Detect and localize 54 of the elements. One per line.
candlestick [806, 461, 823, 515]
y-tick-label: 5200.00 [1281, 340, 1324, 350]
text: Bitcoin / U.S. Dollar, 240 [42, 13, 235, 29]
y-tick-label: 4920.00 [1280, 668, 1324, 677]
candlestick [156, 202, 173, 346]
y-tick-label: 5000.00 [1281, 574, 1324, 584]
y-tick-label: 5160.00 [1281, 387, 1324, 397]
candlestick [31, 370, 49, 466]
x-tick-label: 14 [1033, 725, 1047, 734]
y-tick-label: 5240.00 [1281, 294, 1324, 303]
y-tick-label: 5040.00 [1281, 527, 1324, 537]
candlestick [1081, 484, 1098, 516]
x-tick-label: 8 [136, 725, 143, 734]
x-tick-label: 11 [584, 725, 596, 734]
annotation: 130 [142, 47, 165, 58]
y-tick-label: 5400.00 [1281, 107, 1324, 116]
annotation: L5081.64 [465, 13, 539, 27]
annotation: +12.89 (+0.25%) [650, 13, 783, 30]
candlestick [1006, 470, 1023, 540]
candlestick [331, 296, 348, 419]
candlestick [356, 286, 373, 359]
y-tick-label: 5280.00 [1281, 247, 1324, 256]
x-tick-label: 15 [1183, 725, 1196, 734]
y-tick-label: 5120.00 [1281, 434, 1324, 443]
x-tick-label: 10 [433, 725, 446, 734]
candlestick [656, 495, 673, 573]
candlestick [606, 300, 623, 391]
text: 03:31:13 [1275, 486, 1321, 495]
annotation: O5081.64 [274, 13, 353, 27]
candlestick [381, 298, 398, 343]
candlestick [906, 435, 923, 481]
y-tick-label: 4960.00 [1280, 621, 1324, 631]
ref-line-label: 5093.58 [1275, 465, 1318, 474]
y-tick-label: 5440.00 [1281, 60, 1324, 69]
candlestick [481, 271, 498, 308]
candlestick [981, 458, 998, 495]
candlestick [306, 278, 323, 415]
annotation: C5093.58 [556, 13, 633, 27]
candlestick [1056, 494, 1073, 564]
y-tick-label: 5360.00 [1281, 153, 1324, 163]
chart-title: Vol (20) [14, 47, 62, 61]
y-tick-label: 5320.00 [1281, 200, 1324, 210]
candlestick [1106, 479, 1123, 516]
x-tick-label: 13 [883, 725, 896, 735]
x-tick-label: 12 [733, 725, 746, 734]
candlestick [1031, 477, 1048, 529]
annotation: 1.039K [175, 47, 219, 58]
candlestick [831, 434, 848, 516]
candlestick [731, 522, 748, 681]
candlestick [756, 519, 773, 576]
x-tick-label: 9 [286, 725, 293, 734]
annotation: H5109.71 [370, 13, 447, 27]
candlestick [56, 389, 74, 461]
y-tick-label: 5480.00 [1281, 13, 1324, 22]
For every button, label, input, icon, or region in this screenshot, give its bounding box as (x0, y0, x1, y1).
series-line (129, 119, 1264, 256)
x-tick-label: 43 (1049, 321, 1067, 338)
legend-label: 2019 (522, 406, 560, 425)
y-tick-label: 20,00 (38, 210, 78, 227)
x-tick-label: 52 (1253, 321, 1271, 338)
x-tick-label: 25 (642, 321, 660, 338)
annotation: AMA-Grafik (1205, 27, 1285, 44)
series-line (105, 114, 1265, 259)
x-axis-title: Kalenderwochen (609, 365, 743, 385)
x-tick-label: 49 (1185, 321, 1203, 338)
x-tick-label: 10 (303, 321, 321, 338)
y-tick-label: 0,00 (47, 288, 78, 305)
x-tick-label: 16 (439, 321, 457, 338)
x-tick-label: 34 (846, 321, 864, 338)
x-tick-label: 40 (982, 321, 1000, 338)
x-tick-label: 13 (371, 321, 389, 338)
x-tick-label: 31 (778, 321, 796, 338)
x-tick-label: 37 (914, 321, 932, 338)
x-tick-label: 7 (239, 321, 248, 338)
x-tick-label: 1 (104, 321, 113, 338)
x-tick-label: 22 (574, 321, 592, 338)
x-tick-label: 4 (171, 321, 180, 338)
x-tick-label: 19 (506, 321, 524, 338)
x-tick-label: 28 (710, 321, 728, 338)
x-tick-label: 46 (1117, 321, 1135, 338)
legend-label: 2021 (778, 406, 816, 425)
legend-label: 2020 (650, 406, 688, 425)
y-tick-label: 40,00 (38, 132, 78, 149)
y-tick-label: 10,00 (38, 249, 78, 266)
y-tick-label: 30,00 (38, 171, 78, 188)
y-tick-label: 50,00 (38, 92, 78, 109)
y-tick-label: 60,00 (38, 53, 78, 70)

#### AIM
Copy all of the items above word for word, with every line in its original order and unchanged.

#### COMPLETE ANSWER
Detect and localize 54 of the elements. One per line.
candlestick [806, 461, 823, 515]
y-tick-label: 5200.00 [1281, 340, 1324, 350]
text: Bitcoin / U.S. Dollar, 240 [42, 13, 235, 29]
y-tick-label: 4920.00 [1280, 668, 1324, 677]
candlestick [156, 202, 173, 346]
y-tick-label: 5000.00 [1281, 574, 1324, 584]
y-tick-label: 5160.00 [1281, 387, 1324, 397]
candlestick [31, 370, 49, 466]
x-tick-label: 14 [1033, 725, 1047, 734]
y-tick-label: 5240.00 [1281, 294, 1324, 303]
y-tick-label: 5040.00 [1281, 527, 1324, 537]
candlestick [1081, 484, 1098, 516]
x-tick-label: 8 [136, 725, 143, 734]
x-tick-label: 11 [584, 725, 596, 734]
annotation: 130 [142, 47, 165, 58]
y-tick-label: 5400.00 [1281, 107, 1324, 116]
annotation: L5081.64 [465, 13, 539, 27]
annotation: +12.89 (+0.25%) [650, 13, 783, 30]
candlestick [1006, 470, 1023, 540]
candlestick [331, 296, 348, 419]
candlestick [356, 286, 373, 359]
y-tick-label: 5280.00 [1281, 247, 1324, 256]
x-tick-label: 15 [1183, 725, 1196, 734]
y-tick-label: 5120.00 [1281, 434, 1324, 443]
x-tick-label: 10 [433, 725, 446, 734]
candlestick [656, 495, 673, 573]
candlestick [606, 300, 623, 391]
text: 03:31:13 [1275, 486, 1321, 495]
annotation: O5081.64 [274, 13, 353, 27]
candlestick [381, 298, 398, 343]
candlestick [906, 435, 923, 481]
y-tick-label: 4960.00 [1280, 621, 1324, 631]
ref-line-label: 5093.58 [1275, 465, 1318, 474]
y-tick-label: 5440.00 [1281, 60, 1324, 69]
candlestick [481, 271, 498, 308]
candlestick [981, 458, 998, 495]
candlestick [306, 278, 323, 415]
annotation: C5093.58 [556, 13, 633, 27]
candlestick [1056, 494, 1073, 564]
y-tick-label: 5360.00 [1281, 153, 1324, 163]
chart-title: Vol (20) [14, 47, 62, 61]
y-tick-label: 5320.00 [1281, 200, 1324, 210]
candlestick [1106, 479, 1123, 516]
x-tick-label: 13 [883, 725, 896, 735]
x-tick-label: 12 [733, 725, 746, 734]
candlestick [1031, 477, 1048, 529]
annotation: 1.039K [175, 47, 219, 58]
candlestick [831, 434, 848, 516]
candlestick [731, 522, 748, 681]
candlestick [756, 519, 773, 576]
x-tick-label: 9 [286, 725, 293, 734]
annotation: H5109.71 [370, 13, 447, 27]
candlestick [56, 389, 74, 461]
y-tick-label: 5480.00 [1281, 13, 1324, 22]
For every button, label, input, icon, or region in this screenshot, give its bounding box as (x0, y0, x1, y1).
series-line (129, 119, 1264, 256)
x-tick-label: 43 (1049, 321, 1067, 338)
legend-label: 2019 (522, 406, 560, 425)
y-tick-label: 20,00 (38, 210, 78, 227)
x-tick-label: 52 (1253, 321, 1271, 338)
x-tick-label: 25 (642, 321, 660, 338)
annotation: AMA-Grafik (1205, 27, 1285, 44)
series-line (105, 114, 1265, 259)
x-axis-title: Kalenderwochen (609, 365, 743, 385)
x-tick-label: 49 (1185, 321, 1203, 338)
x-tick-label: 10 (303, 321, 321, 338)
y-tick-label: 0,00 (47, 288, 78, 305)
x-tick-label: 16 (439, 321, 457, 338)
x-tick-label: 34 (846, 321, 864, 338)
x-tick-label: 40 (982, 321, 1000, 338)
x-tick-label: 13 (371, 321, 389, 338)
x-tick-label: 31 (778, 321, 796, 338)
x-tick-label: 37 (914, 321, 932, 338)
x-tick-label: 7 (239, 321, 248, 338)
x-tick-label: 1 (104, 321, 113, 338)
x-tick-label: 22 (574, 321, 592, 338)
x-tick-label: 4 (171, 321, 180, 338)
x-tick-label: 19 (506, 321, 524, 338)
x-tick-label: 28 (710, 321, 728, 338)
x-tick-label: 46 (1117, 321, 1135, 338)
legend-label: 2021 (778, 406, 816, 425)
legend-label: 2020 (650, 406, 688, 425)
y-tick-label: 40,00 (38, 132, 78, 149)
y-tick-label: 10,00 (38, 249, 78, 266)
y-tick-label: 30,00 (38, 171, 78, 188)
y-tick-label: 50,00 (38, 92, 78, 109)
y-tick-label: 60,00 (38, 53, 78, 70)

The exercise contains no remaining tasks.